Repeat the listing word for word. No pictures belong in the copy.

### Dataset records
— begin —

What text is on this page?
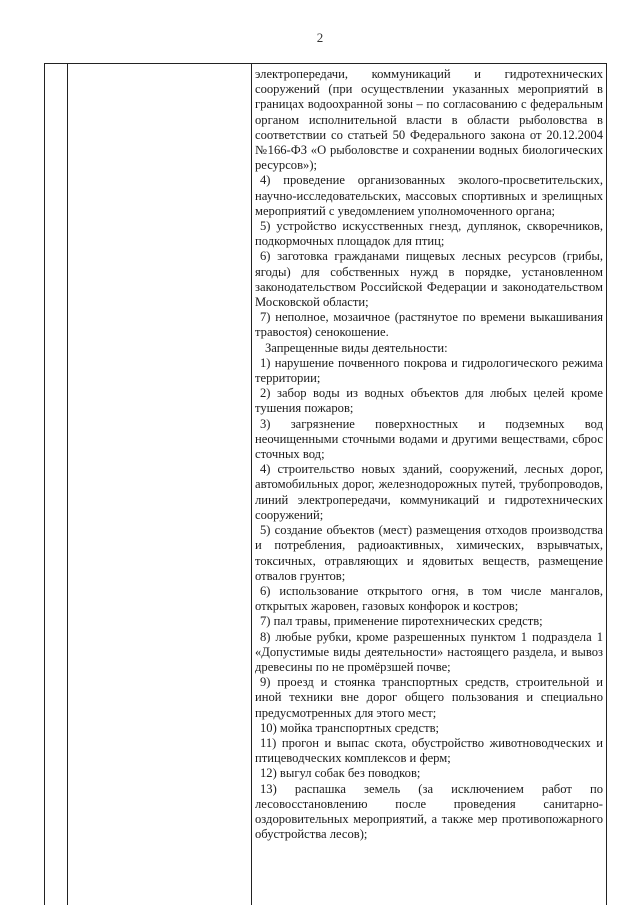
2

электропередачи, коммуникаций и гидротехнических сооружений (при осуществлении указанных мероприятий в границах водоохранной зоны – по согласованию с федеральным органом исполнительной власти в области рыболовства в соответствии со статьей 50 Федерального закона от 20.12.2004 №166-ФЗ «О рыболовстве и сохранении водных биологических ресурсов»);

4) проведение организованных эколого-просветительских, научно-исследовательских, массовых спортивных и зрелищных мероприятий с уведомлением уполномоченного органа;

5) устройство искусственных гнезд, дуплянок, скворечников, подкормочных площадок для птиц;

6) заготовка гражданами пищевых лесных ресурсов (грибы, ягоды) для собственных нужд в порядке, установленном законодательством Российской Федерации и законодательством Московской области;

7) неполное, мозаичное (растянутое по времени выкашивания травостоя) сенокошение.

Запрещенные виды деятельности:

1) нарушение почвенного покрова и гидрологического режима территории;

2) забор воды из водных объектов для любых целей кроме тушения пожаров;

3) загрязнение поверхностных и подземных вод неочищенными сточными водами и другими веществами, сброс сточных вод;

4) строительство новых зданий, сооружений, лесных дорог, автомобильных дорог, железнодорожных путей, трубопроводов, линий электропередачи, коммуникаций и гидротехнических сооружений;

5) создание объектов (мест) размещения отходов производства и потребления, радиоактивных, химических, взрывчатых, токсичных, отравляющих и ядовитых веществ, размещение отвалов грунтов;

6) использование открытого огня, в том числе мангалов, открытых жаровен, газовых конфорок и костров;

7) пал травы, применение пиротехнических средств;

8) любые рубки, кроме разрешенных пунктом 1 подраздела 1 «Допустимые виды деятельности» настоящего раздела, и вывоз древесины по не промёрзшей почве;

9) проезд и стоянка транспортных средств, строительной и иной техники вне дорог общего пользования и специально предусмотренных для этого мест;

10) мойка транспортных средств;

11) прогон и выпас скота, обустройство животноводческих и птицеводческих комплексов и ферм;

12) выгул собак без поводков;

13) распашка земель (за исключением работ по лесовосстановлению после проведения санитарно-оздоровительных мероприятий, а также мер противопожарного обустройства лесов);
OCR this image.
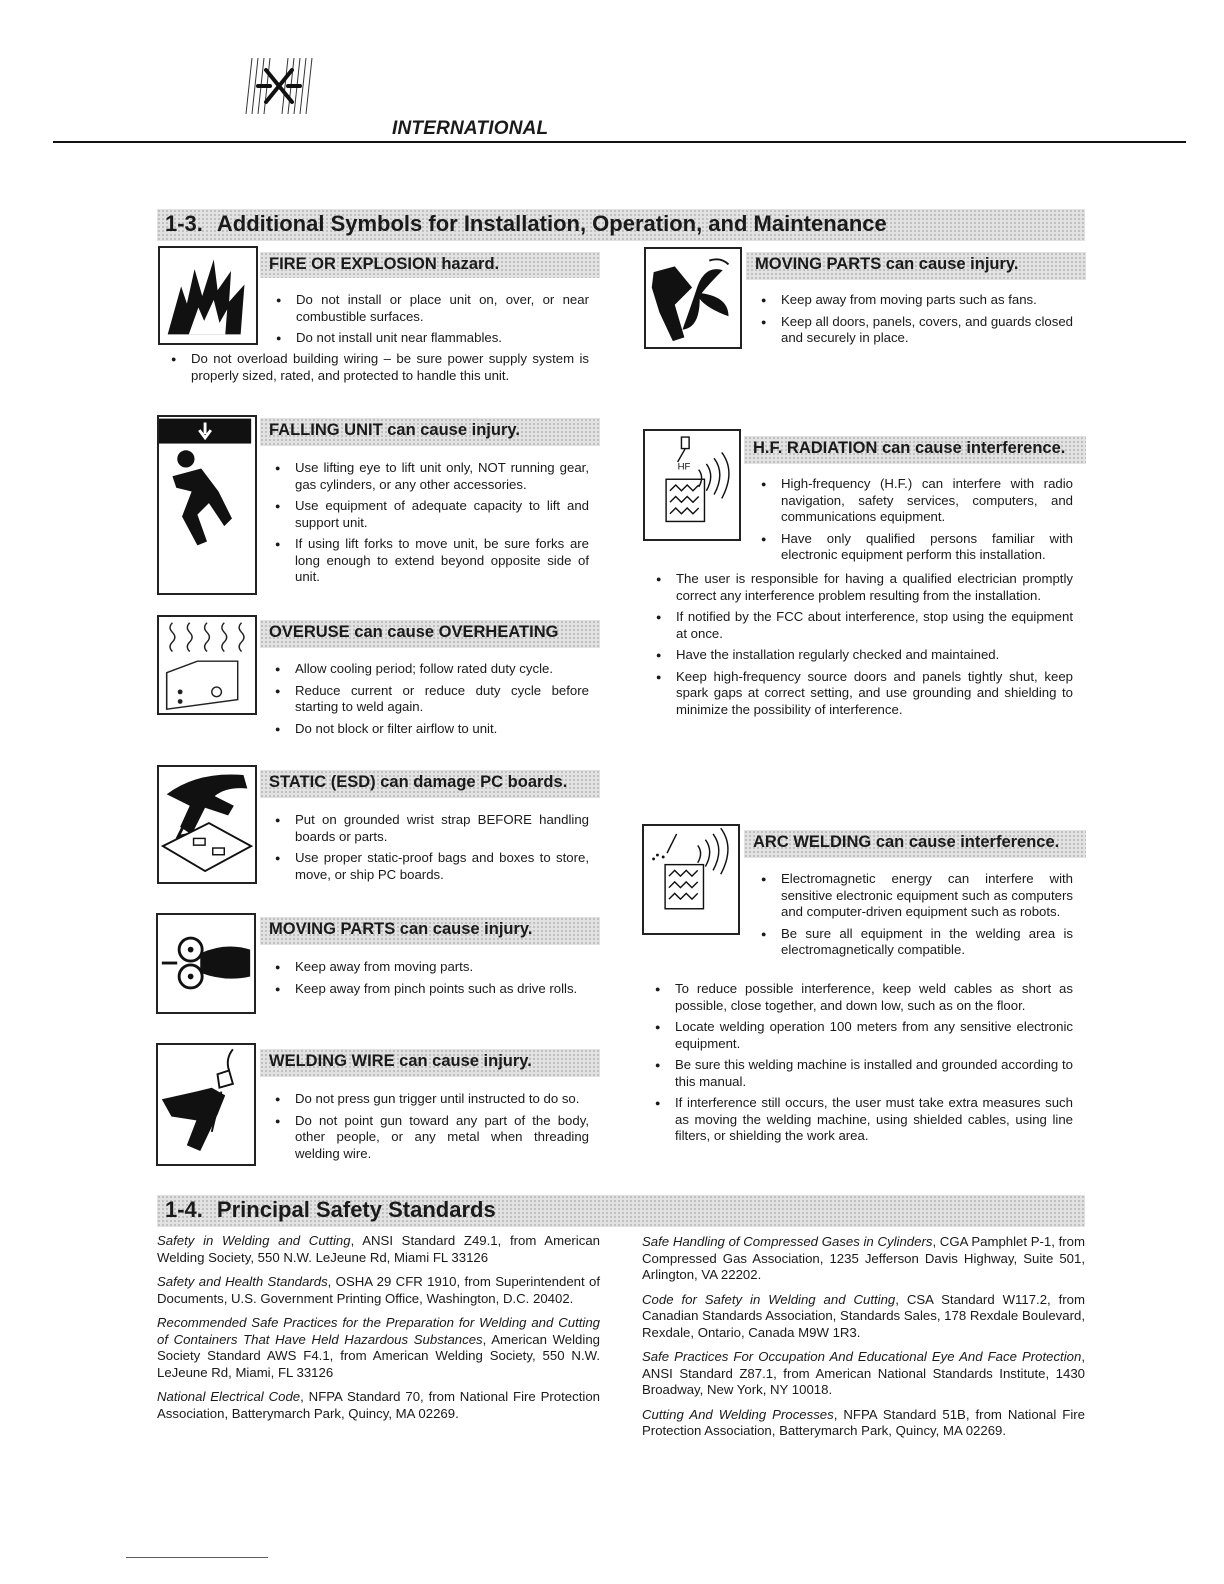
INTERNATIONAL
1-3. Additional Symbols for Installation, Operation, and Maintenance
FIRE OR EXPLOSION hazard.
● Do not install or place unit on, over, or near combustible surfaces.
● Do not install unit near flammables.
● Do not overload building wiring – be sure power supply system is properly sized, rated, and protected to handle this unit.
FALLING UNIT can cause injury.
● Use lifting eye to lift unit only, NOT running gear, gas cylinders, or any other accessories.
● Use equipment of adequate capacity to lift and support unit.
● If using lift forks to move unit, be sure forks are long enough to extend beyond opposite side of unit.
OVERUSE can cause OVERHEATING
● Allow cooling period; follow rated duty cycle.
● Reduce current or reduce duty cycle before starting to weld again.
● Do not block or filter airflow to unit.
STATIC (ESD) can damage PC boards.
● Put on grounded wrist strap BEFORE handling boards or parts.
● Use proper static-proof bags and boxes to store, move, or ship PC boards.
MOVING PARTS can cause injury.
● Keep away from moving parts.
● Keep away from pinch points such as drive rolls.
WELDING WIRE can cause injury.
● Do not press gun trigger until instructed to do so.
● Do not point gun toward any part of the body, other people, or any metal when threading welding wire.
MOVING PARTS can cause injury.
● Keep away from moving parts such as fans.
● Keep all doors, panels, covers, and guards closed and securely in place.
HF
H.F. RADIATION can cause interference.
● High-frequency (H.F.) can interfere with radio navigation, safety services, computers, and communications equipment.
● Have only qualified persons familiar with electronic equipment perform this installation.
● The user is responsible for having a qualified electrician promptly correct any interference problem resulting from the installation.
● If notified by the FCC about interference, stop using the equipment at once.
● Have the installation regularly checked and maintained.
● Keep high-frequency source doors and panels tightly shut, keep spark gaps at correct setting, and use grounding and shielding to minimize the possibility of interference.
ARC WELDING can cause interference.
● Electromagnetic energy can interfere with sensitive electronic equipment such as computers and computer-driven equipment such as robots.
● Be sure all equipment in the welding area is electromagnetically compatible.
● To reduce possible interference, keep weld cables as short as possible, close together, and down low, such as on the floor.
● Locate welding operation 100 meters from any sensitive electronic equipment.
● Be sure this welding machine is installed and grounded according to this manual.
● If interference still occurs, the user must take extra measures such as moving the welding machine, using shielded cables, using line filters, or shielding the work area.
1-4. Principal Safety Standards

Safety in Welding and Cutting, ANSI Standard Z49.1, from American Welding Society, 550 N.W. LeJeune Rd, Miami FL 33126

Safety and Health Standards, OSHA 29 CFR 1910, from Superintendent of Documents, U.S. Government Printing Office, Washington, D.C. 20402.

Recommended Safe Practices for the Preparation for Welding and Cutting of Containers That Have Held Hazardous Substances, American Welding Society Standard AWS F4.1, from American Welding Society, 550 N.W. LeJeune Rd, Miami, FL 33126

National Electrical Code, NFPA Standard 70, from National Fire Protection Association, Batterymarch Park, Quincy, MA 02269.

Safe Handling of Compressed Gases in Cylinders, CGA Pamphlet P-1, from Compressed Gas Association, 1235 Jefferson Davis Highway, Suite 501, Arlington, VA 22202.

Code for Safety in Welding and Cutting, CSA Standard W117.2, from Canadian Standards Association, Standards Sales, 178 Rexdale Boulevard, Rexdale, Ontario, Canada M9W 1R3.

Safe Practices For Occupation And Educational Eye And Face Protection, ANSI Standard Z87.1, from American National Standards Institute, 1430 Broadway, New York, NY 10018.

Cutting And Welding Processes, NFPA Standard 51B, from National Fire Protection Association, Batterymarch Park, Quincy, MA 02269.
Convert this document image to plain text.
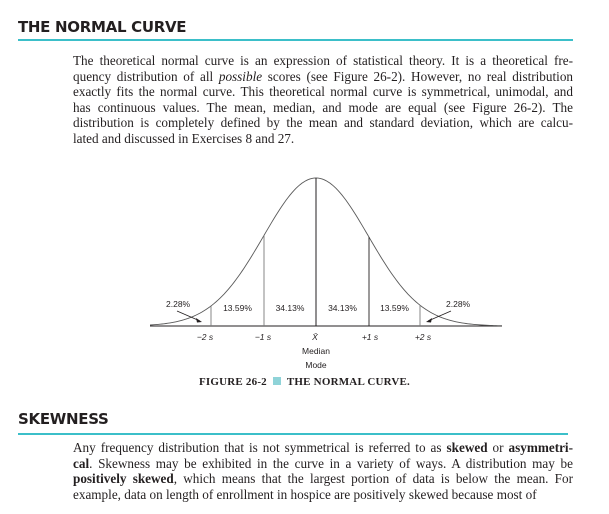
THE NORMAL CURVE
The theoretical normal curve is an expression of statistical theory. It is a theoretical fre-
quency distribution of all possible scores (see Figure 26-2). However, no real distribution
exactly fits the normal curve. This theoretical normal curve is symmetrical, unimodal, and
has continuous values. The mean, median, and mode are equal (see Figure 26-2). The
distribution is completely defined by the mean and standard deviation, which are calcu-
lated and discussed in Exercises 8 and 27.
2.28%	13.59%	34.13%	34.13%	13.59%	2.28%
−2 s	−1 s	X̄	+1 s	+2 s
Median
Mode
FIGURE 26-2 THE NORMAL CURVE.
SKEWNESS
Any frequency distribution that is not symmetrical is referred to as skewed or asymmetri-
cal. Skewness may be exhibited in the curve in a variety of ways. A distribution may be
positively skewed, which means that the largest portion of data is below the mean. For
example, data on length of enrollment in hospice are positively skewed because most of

— end —

### Solution to this problem
What text is on this page?
2

электропередачи, коммуникаций и гидротехнических сооружений (при осуществлении указанных мероприятий в границах водоохранной зоны – по согласованию с федеральным органом исполнительной власти в области рыболовства в соответствии со статьей 50 Федерального закона от 20.12.2004 №166-ФЗ «О рыболовстве и сохранении водных биологических ресурсов»);

4) проведение организованных эколого-просветительских, научно-исследовательских, массовых спортивных и зрелищных мероприятий с уведомлением уполномоченного органа;

5) устройство искусственных гнезд, дуплянок, скворечников, подкормочных площадок для птиц;

6) заготовка гражданами пищевых лесных ресурсов (грибы, ягоды) для собственных нужд в порядке, установленном законодательством Российской Федерации и законодательством Московской области;

7) неполное, мозаичное (растянутое по времени выкашивания травостоя) сенокошение.

Запрещенные виды деятельности:

1) нарушение почвенного покрова и гидрологического режима территории;

2) забор воды из водных объектов для любых целей кроме тушения пожаров;

3) загрязнение поверхностных и подземных вод неочищенными сточными водами и другими веществами, сброс сточных вод;

4) строительство новых зданий, сооружений, лесных дорог, автомобильных дорог, железнодорожных путей, трубопроводов, линий электропередачи, коммуникаций и гидротехнических сооружений;

5) создание объектов (мест) размещения отходов производства и потребления, радиоактивных, химических, взрывчатых, токсичных, отравляющих и ядовитых веществ, размещение отвалов грунтов;

6) использование открытого огня, в том числе мангалов, открытых жаровен, газовых конфорок и костров;

7) пал травы, применение пиротехнических средств;

8) любые рубки, кроме разрешенных пунктом 1 подраздела 1 «Допустимые виды деятельности» настоящего раздела, и вывоз древесины по не промёрзшей почве;

9) проезд и стоянка транспортных средств, строительной и иной техники вне дорог общего пользования и специально предусмотренных для этого мест;

10) мойка транспортных средств;

11) прогон и выпас скота, обустройство животноводческих и птицеводческих комплексов и ферм;

12) выгул собак без поводков;

13) распашка земель (за исключением работ по лесовосстановлению после проведения санитарно-оздоровительных мероприятий, а также мер противопожарного обустройства лесов);
OCR this image.
INTERNATIONAL
1-3. Additional Symbols for Installation, Operation, and Maintenance
FIRE OR EXPLOSION hazard.
● Do not install or place unit on, over, or near combustible surfaces.
● Do not install unit near flammables.
● Do not overload building wiring – be sure power supply system is properly sized, rated, and protected to handle this unit.
FALLING UNIT can cause injury.
● Use lifting eye to lift unit only, NOT running gear, gas cylinders, or any other accessories.
● Use equipment of adequate capacity to lift and support unit.
● If using lift forks to move unit, be sure forks are long enough to extend beyond opposite side of unit.
OVERUSE can cause OVERHEATING
● Allow cooling period; follow rated duty cycle.
● Reduce current or reduce duty cycle before starting to weld again.
● Do not block or filter airflow to unit.
STATIC (ESD) can damage PC boards.
● Put on grounded wrist strap BEFORE handling boards or parts.
● Use proper static-proof bags and boxes to store, move, or ship PC boards.
MOVING PARTS can cause injury.
● Keep away from moving parts.
● Keep away from pinch points such as drive rolls.
WELDING WIRE can cause injury.
● Do not press gun trigger until instructed to do so.
● Do not point gun toward any part of the body, other people, or any metal when threading welding wire.
MOVING PARTS can cause injury.
● Keep away from moving parts such as fans.
● Keep all doors, panels, covers, and guards closed and securely in place.
HF
H.F. RADIATION can cause interference.
● High-frequency (H.F.) can interfere with radio navigation, safety services, computers, and communications equipment.
● Have only qualified persons familiar with electronic equipment perform this installation.
● The user is responsible for having a qualified electrician promptly correct any interference problem resulting from the installation.
● If notified by the FCC about interference, stop using the equipment at once.
● Have the installation regularly checked and maintained.
● Keep high-frequency source doors and panels tightly shut, keep spark gaps at correct setting, and use grounding and shielding to minimize the possibility of interference.
ARC WELDING can cause interference.
● Electromagnetic energy can interfere with sensitive electronic equipment such as computers and computer-driven equipment such as robots.
● Be sure all equipment in the welding area is electromagnetically compatible.
● To reduce possible interference, keep weld cables as short as possible, close together, and down low, such as on the floor.
● Locate welding operation 100 meters from any sensitive electronic equipment.
● Be sure this welding machine is installed and grounded according to this manual.
● If interference still occurs, the user must take extra measures such as moving the welding machine, using shielded cables, using line filters, or shielding the work area.
1-4. Principal Safety Standards

Safety in Welding and Cutting, ANSI Standard Z49.1, from American Welding Society, 550 N.W. LeJeune Rd, Miami FL 33126

Safety and Health Standards, OSHA 29 CFR 1910, from Superintendent of Documents, U.S. Government Printing Office, Washington, D.C. 20402.

Recommended Safe Practices for the Preparation for Welding and Cutting of Containers That Have Held Hazardous Substances, American Welding Society Standard AWS F4.1, from American Welding Society, 550 N.W. LeJeune Rd, Miami, FL 33126

National Electrical Code, NFPA Standard 70, from National Fire Protection Association, Batterymarch Park, Quincy, MA 02269.

Safe Handling of Compressed Gases in Cylinders, CGA Pamphlet P-1, from Compressed Gas Association, 1235 Jefferson Davis Highway, Suite 501, Arlington, VA 22202.

Code for Safety in Welding and Cutting, CSA Standard W117.2, from Canadian Standards Association, Standards Sales, 178 Rexdale Boulevard, Rexdale, Ontario, Canada M9W 1R3.

Safe Practices For Occupation And Educational Eye And Face Protection, ANSI Standard Z87.1, from American National Standards Institute, 1430 Broadway, New York, NY 10018.

Cutting And Welding Processes, NFPA Standard 51B, from National Fire Protection Association, Batterymarch Park, Quincy, MA 02269.
Convert this document image to plain text.
THE NORMAL CURVE
The theoretical normal curve is an expression of statistical theory. It is a theoretical fre-
quency distribution of all possible scores (see Figure 26-2). However, no real distribution
exactly fits the normal curve. This theoretical normal curve is symmetrical, unimodal, and
has continuous values. The mean, median, and mode are equal (see Figure 26-2). The
distribution is completely defined by the mean and standard deviation, which are calcu-
lated and discussed in Exercises 8 and 27.
2.28%	13.59%	34.13%	34.13%	13.59%	2.28%
−2 s	−1 s	X̄	+1 s	+2 s
Median
Mode
FIGURE 26-2 THE NORMAL CURVE.
SKEWNESS
Any frequency distribution that is not symmetrical is referred to as skewed or asymmetri-
cal. Skewness may be exhibited in the curve in a variety of ways. A distribution may be
positively skewed, which means that the largest portion of data is below the mean. For
example, data on length of enrollment in hospice are positively skewed because most of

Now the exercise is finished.